JOB – Among the lines listed below, count those that include the string "within", and state only the count.

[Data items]
>>

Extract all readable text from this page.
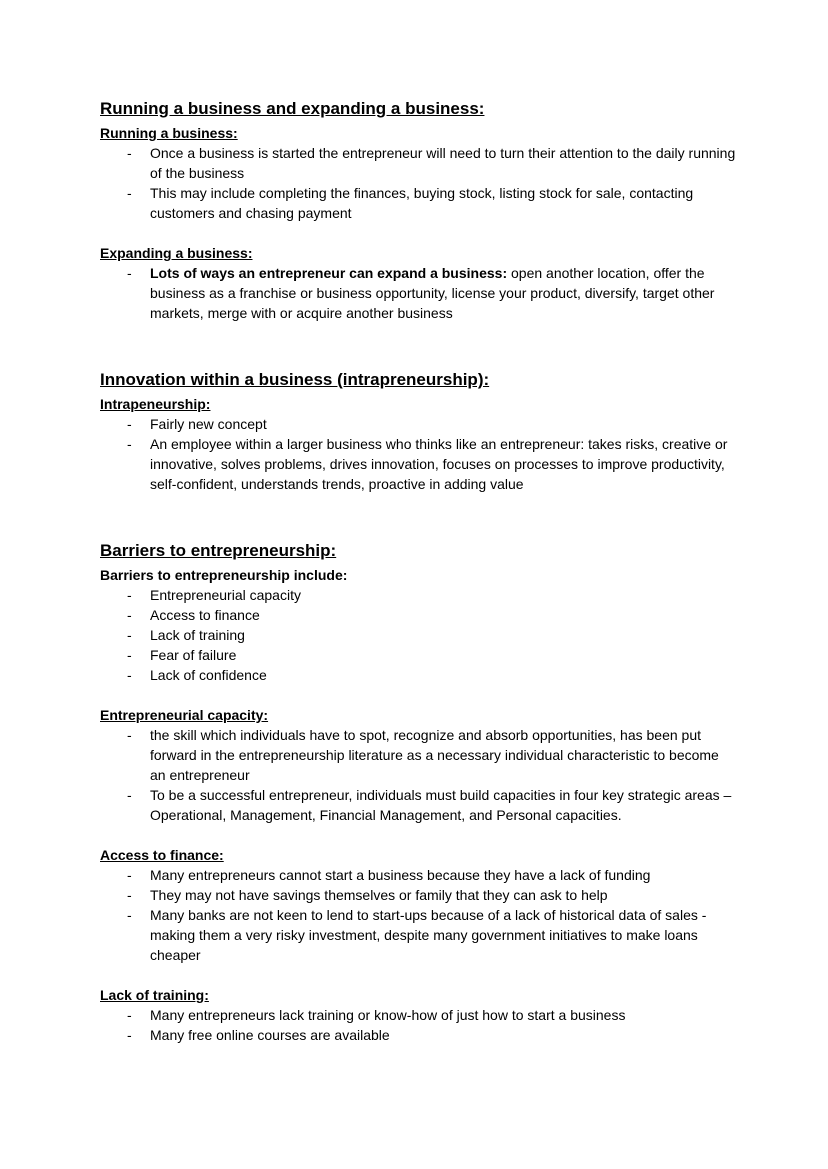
Running a business and expanding a business:
Running a business:
- Once a business is started the entrepreneur will need to turn their attention to the daily running of the business
- This may include completing the finances, buying stock, listing stock for sale, contacting customers and chasing payment
Expanding a business:
- Lots of ways an entrepreneur can expand a business: open another location, offer the business as a franchise or business opportunity, license your product, diversify, target other markets, merge with or acquire another business
Innovation within a business (intrapreneurship):
Intrapeneurship:
- Fairly new concept
- An employee within a larger business who thinks like an entrepreneur: takes risks, creative or innovative, solves problems, drives innovation, focuses on processes to improve productivity, self-confident, understands trends, proactive in adding value
Barriers to entrepreneurship:
Barriers to entrepreneurship include:
- Entrepreneurial capacity
- Access to finance
- Lack of training
- Fear of failure
- Lack of confidence
Entrepreneurial capacity:
- the skill which individuals have to spot, recognize and absorb opportunities, has been put forward in the entrepreneurship literature as a necessary individual characteristic to become an entrepreneur
- To be a successful entrepreneur, individuals must build capacities in four key strategic areas – Operational, Management, Financial Management, and Personal capacities.
Access to finance:
- Many entrepreneurs cannot start a business because they have a lack of funding
- They may not have savings themselves or family that they can ask to help
- Many banks are not keen to lend to start-ups because of a lack of historical data of sales - making them a very risky investment, despite many government initiatives to make loans cheaper
Lack of training:
- Many entrepreneurs lack training or know-how of just how to start a business
- Many free online courses are available
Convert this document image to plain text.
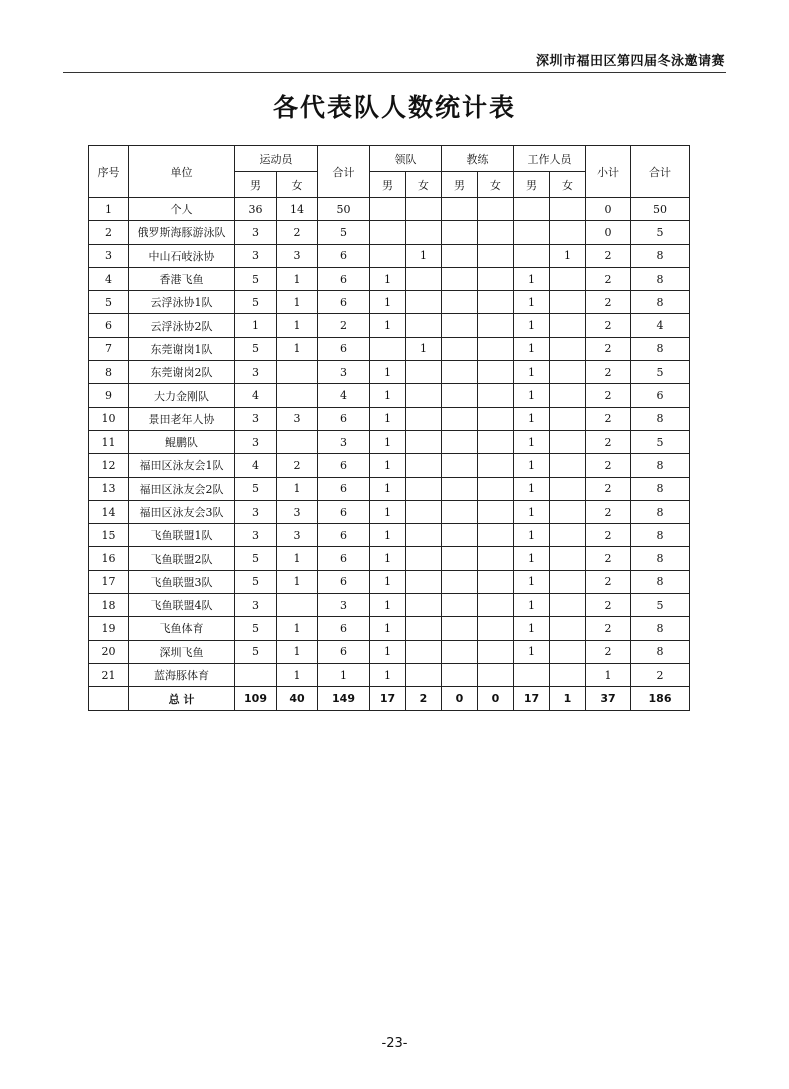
深圳市福田区第四届冬泳邀请赛
各代表队人数统计表
序号	单位	运动员		合计	领队		教练		工作人员		小计	合计
		男	女		男	女	男	女	男	女		
1	个人	36	14	50							0	50
2	俄罗斯海豚游泳队	3	2	5							0	5
3	中山石岐泳协	3	3	6		1				1	2	8
4	香港飞鱼	5	1	6	1				1		2	8
5	云浮泳协1队	5	1	6	1				1		2	8
6	云浮泳协2队	1	1	2	1				1		2	4
7	东莞谢岗1队	5	1	6		1			1		2	8
8	东莞谢岗2队	3		3	1				1		2	5
9	大力金刚队	4		4	1				1		2	6
10	景田老年人协	3	3	6	1				1		2	8
11	鲲鹏队	3		3	1				1		2	5
12	福田区泳友会1队	4	2	6	1				1		2	8
13	福田区泳友会2队	5	1	6	1				1		2	8
14	福田区泳友会3队	3	3	6	1				1		2	8
15	飞鱼联盟1队	3	3	6	1				1		2	8
16	飞鱼联盟2队	5	1	6	1				1		2	8
17	飞鱼联盟3队	5	1	6	1				1		2	8
18	飞鱼联盟4队	3		3	1				1		2	5
19	飞鱼体育	5	1	6	1				1		2	8
20	深圳飞鱼	5	1	6	1				1		2	8
21	蓝海豚体育		1	1	1						1	2
	总 计	109	40	149	17	2	0	0	17	1	37	186
-23-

<<

TASK OUTPUT – 2